#### Provided material

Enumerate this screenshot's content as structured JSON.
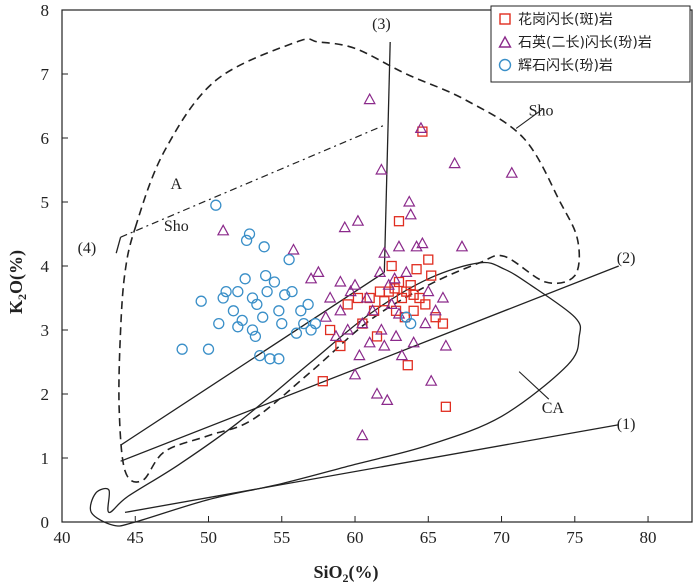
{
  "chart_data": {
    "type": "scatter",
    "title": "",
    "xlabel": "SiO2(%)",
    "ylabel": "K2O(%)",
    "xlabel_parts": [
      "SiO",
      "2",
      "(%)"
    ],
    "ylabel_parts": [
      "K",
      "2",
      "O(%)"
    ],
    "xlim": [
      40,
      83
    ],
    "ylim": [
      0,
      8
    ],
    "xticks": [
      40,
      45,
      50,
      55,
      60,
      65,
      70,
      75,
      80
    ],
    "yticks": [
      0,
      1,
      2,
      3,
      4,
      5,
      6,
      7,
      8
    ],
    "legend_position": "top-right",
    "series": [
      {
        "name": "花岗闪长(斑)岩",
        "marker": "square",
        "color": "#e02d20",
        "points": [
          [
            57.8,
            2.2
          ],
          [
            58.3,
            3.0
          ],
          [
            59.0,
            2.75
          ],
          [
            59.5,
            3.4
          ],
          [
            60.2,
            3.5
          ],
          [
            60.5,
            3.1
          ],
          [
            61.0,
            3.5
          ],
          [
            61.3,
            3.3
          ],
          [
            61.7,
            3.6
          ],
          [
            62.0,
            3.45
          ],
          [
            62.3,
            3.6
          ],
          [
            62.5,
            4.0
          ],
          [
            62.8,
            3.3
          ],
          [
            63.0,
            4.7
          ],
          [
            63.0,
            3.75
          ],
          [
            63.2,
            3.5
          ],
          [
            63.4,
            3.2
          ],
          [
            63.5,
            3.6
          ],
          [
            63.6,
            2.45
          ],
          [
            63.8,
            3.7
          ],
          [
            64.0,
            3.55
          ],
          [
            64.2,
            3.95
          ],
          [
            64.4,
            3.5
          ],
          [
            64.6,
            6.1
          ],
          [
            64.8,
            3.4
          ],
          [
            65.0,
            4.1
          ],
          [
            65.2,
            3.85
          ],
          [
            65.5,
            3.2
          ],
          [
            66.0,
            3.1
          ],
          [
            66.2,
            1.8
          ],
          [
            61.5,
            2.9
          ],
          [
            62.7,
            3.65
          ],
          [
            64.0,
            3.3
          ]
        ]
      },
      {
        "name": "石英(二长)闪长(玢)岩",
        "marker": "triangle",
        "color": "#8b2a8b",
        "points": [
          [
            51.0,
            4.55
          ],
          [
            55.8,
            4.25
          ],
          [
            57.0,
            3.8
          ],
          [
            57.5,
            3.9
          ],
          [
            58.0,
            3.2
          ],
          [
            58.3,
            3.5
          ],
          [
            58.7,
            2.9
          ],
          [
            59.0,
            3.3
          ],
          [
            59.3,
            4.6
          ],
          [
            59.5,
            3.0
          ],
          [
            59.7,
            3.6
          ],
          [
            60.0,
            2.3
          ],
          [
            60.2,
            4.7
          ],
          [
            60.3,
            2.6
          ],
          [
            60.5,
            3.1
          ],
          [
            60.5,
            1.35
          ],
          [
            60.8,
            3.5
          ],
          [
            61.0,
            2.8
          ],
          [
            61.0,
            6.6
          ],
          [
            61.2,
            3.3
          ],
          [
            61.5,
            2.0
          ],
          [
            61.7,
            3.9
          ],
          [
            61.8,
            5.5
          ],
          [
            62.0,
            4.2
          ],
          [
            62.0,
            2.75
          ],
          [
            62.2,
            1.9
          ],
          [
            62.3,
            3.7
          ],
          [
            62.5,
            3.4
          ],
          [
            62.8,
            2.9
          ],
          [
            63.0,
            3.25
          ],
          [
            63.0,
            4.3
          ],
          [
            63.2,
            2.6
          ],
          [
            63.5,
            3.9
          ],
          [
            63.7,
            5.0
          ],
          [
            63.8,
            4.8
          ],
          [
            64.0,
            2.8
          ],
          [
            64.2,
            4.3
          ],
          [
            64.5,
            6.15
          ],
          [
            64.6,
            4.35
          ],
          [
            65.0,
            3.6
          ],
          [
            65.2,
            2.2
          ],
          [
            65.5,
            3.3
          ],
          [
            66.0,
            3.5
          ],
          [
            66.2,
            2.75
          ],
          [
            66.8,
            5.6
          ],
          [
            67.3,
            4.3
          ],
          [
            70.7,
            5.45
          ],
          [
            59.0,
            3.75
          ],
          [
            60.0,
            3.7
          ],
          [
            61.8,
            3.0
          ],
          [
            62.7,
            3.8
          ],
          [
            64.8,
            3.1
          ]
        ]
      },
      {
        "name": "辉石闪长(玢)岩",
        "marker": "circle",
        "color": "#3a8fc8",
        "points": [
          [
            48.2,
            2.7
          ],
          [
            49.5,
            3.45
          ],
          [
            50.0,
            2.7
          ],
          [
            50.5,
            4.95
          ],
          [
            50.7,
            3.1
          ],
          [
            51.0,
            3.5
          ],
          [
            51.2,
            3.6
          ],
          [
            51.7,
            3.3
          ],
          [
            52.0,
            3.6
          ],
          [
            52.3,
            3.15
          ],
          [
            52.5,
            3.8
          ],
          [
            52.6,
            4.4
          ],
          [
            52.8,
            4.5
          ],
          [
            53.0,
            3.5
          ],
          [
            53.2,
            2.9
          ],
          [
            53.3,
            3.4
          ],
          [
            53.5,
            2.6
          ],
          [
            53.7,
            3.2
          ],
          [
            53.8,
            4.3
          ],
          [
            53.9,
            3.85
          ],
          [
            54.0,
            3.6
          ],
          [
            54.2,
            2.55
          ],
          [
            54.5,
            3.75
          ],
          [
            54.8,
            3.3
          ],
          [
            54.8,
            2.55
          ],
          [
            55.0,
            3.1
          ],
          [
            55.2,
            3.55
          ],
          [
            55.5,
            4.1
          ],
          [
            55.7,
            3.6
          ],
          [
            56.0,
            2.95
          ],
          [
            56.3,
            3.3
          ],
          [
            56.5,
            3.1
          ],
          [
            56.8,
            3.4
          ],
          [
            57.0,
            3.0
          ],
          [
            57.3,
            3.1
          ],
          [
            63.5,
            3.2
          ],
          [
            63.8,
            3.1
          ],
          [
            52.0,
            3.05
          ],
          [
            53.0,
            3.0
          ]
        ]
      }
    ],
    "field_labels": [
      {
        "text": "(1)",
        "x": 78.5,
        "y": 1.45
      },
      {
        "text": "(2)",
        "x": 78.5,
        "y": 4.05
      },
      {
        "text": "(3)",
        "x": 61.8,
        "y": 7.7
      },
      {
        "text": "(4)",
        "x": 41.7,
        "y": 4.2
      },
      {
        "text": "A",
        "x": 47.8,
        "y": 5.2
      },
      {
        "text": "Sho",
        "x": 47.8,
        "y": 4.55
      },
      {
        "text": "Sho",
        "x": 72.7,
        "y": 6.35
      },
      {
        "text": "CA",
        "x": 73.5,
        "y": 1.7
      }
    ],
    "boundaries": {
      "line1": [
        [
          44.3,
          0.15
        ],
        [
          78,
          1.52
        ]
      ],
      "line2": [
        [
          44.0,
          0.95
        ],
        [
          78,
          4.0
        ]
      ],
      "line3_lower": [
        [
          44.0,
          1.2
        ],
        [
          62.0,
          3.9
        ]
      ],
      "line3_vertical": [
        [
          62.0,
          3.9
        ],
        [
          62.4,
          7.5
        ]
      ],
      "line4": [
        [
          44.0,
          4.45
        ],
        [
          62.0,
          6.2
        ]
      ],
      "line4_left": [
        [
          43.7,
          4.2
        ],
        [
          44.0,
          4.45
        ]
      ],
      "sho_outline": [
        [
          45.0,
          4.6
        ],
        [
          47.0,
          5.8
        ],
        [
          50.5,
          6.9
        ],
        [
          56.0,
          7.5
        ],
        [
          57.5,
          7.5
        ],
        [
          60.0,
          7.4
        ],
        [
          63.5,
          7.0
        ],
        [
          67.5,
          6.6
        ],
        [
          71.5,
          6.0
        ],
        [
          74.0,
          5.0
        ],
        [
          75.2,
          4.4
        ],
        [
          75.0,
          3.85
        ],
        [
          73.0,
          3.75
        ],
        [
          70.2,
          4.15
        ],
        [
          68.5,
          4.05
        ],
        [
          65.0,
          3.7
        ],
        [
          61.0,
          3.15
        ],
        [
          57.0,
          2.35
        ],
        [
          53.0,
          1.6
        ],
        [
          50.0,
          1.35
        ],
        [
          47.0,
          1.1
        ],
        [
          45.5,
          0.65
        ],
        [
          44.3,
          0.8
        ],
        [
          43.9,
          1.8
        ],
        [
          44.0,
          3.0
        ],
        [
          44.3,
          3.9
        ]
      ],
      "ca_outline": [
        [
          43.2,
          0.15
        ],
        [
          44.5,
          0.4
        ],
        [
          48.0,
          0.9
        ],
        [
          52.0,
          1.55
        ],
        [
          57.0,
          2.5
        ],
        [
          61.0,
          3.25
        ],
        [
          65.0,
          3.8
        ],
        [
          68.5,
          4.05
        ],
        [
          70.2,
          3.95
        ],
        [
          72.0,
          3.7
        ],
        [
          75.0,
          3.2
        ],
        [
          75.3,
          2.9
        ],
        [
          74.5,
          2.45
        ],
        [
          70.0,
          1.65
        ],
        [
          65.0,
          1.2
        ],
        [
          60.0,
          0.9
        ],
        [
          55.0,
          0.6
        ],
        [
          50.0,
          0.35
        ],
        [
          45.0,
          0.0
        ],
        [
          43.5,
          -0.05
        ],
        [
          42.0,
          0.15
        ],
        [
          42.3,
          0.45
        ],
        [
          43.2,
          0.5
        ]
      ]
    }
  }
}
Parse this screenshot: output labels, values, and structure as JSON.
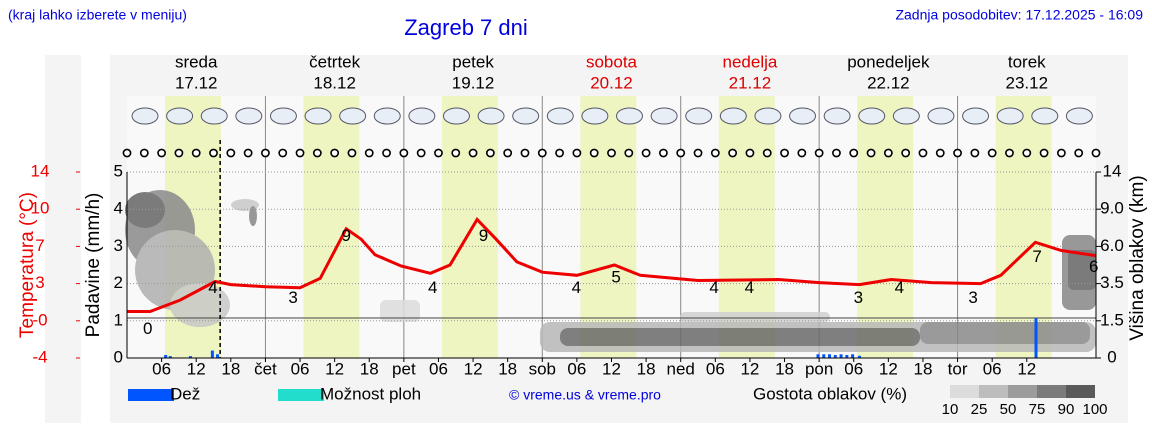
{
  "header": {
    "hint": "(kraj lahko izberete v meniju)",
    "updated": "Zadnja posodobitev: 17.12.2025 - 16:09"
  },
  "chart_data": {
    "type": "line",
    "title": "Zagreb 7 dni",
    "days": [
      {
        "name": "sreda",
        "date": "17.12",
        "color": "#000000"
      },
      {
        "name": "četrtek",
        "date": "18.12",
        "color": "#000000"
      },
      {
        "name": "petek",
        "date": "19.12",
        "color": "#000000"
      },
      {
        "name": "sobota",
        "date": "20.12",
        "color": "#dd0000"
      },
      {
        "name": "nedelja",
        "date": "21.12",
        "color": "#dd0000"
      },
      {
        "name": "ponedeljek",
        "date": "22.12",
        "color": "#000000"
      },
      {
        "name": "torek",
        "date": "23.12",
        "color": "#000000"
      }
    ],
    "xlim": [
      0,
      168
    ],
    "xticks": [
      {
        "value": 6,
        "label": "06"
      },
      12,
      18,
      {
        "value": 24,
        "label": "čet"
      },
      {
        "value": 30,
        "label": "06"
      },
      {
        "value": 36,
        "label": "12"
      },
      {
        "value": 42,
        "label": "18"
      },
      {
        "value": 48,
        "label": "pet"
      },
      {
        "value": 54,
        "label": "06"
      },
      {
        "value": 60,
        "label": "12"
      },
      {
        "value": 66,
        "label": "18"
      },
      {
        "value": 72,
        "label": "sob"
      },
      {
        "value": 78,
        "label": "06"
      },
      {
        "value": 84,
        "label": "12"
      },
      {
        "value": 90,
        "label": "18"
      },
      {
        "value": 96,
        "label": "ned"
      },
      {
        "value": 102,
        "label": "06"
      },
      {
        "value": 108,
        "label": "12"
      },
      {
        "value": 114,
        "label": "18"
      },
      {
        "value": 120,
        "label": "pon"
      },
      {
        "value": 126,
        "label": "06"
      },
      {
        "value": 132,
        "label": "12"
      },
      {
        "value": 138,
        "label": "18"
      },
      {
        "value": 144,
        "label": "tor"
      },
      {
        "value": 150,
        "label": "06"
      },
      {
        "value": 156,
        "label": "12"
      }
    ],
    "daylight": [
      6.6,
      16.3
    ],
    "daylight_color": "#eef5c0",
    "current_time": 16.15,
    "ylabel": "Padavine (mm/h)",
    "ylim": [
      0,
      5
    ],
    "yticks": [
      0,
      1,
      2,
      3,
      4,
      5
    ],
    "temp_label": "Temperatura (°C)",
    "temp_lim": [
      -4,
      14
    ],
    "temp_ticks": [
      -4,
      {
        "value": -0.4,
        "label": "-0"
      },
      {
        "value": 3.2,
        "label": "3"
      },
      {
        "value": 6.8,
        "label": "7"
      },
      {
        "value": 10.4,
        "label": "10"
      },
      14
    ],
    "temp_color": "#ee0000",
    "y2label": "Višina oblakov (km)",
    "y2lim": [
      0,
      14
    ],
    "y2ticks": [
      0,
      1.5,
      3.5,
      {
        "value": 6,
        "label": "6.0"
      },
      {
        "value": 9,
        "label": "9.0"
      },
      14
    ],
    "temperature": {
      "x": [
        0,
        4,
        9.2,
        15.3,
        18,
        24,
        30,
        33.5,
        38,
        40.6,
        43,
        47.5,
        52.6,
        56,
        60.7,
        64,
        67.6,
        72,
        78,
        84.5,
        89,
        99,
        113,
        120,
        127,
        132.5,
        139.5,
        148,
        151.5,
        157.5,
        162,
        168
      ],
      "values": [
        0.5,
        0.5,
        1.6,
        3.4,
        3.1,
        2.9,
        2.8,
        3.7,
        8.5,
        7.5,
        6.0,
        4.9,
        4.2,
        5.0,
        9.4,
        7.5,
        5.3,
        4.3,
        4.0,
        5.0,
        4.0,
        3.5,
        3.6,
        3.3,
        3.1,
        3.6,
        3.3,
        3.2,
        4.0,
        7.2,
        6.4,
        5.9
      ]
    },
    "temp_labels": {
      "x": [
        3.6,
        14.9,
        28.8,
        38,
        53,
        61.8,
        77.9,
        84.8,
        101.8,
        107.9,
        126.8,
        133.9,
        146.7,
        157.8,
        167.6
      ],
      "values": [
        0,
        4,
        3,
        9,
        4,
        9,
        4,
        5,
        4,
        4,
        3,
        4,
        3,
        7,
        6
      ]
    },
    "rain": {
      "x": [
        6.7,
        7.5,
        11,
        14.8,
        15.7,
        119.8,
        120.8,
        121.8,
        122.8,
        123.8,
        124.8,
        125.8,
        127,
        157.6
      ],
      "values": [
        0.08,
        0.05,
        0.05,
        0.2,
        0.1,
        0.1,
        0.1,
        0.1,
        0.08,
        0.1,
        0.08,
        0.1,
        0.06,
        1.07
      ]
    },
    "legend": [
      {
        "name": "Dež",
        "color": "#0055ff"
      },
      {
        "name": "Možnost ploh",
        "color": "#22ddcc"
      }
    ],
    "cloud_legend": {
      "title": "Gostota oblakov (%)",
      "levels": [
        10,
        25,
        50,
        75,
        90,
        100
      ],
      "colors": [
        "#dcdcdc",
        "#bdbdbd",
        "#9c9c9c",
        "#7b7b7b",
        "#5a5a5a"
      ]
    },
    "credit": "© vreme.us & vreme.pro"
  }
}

########

Task objective → Show every line from the entries above in which the word "oblakov" appears.

The solution →
    "y2label": "Višina oblakov (km)",
      "title": "Gostota oblakov (%)",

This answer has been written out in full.